Type
Position Papers
Author
Ajay Kumar and Fanny Barrett
Organization
World Bank (USA)
Published in
2008
Submitted by
Peter Midgley, gTKP
Related theme(s)
Urban Mobility
Region
Africa (AFR)
Country
International

Stuck in traffic: Urban transport in Africa

Getting to work is increasingly difficult in Africa’s sprawling commercial capitals, in large part because of the tidal wave of minibuses and motorcycles that have arrived to take the place of faltering public bus services. The reasons behind the dysfunctional state of urban transport are not difficult to discern. Weak, fragmented, and under funded authorities have been unable to maintain existing services or to plan for expansion. Buses fall apart after running overloaded for years on rutted roads; replacements are soon idled for lack of parts. Fares are too low, and subsidies too irregular, to permit sustainable operations. Commuters walk or resort to largely unregulated and informal services that are dirty, unsafe, uncomfortable, and unreliable. Everybody loses.

PROBLEM DETAILS: Output everything in the urban transport passage from "Stuck in traffic: Urban" down to "unreliable. Everybody loses.", copied word for word.

Data for recognizing document structure
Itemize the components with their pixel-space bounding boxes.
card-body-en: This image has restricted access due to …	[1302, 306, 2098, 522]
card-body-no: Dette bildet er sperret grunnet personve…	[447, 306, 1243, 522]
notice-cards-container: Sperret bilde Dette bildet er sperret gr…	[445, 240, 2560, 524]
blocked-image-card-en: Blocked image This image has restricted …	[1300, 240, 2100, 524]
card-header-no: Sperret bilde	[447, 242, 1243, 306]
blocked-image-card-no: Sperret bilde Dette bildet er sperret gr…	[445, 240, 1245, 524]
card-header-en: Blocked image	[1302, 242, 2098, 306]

SOLUTION TO THIS TASK:
Stuck in traffic: Urban transport in Africa

Getting to work is increasingly difficult in Africa’s sprawling commercial capitals, in large part because of the tidal wave of minibuses and motorcycles that have arrived to take the place of faltering public bus services. The reasons behind the dysfunctional state of urban transport are not difficult to discern. Weak, fragmented, and under funded authorities have been unable to maintain existing services or to plan for expansion. Buses fall apart after running overloaded for years on rutted roads; replacements are soon idled for lack of parts. Fares are too low, and subsidies too irregular, to permit sustainable operations. Commuters walk or resort to largely unregulated and informal services that are dirty, unsafe, uncomfortable, and unreliable. Everybody loses.